Written request: List each line holding the string "which".

The data:
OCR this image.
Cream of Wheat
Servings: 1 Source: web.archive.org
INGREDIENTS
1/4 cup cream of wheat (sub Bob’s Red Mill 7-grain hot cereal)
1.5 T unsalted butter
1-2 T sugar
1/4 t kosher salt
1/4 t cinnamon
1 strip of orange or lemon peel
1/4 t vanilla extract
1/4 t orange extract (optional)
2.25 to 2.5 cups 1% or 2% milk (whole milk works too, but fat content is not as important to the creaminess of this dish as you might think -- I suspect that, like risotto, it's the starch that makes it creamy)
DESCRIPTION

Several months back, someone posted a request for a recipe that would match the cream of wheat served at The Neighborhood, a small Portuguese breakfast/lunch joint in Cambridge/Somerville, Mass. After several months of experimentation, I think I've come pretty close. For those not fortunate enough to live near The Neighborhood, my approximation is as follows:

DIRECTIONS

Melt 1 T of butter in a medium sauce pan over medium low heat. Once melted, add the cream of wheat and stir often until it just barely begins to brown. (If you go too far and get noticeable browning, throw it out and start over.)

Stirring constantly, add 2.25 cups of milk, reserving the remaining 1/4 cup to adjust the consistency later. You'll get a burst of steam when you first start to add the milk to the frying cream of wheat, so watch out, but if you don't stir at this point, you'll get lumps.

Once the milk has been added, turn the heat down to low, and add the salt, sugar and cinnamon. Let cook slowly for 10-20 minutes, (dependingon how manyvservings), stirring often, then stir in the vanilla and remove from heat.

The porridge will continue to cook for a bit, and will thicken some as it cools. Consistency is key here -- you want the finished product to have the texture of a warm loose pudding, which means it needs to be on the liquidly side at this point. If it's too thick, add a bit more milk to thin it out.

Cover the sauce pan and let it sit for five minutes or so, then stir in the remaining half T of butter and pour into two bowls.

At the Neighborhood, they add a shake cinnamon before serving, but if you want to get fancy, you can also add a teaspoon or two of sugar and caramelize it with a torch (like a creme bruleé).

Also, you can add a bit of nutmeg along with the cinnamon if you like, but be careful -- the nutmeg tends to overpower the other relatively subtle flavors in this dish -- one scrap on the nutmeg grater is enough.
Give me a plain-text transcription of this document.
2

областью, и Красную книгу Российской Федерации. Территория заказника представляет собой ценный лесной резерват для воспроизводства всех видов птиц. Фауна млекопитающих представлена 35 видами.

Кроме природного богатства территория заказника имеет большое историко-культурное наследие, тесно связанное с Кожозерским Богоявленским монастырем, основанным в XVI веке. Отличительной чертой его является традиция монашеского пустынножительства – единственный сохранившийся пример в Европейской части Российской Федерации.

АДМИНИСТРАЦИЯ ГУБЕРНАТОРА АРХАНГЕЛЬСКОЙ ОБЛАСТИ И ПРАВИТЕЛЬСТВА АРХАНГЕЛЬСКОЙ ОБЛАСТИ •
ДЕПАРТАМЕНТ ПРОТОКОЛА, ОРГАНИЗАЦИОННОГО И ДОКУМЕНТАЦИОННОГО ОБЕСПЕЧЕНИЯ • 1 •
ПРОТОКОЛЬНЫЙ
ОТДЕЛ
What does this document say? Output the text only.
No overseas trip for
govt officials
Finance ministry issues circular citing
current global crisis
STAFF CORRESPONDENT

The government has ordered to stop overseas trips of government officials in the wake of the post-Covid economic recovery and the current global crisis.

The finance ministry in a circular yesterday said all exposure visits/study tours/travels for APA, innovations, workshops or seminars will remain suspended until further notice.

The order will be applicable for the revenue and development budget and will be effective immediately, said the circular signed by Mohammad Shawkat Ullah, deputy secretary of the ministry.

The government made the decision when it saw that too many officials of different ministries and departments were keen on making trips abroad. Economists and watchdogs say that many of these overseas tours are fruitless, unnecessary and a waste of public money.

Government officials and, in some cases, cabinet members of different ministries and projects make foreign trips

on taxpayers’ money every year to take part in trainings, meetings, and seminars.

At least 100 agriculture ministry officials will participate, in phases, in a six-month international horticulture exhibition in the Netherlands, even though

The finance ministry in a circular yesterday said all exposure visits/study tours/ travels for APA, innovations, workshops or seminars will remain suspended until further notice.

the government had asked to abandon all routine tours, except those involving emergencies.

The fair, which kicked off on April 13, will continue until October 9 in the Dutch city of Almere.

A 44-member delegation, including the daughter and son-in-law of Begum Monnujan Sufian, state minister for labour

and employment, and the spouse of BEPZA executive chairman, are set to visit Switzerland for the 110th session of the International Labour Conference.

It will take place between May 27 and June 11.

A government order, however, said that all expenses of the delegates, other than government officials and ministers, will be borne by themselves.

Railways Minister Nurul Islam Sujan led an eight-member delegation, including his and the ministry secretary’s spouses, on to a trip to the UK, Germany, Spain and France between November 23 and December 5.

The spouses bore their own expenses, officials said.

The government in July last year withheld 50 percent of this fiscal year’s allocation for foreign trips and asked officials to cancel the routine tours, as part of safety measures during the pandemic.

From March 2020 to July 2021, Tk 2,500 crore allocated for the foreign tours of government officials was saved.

Solution for this exercise:
The porridge will continue to cook for a bit, and will thicken some as it cools. Consistency is key here -- you want the finished product to have the texture of a warm loose pudding, which means it needs to be on the liquidly side at this point. If it's too thick, add a bit more milk to thin it out.
The fair, which kicked off on April 13, will continue until October 9 in the Dutch city of Almere.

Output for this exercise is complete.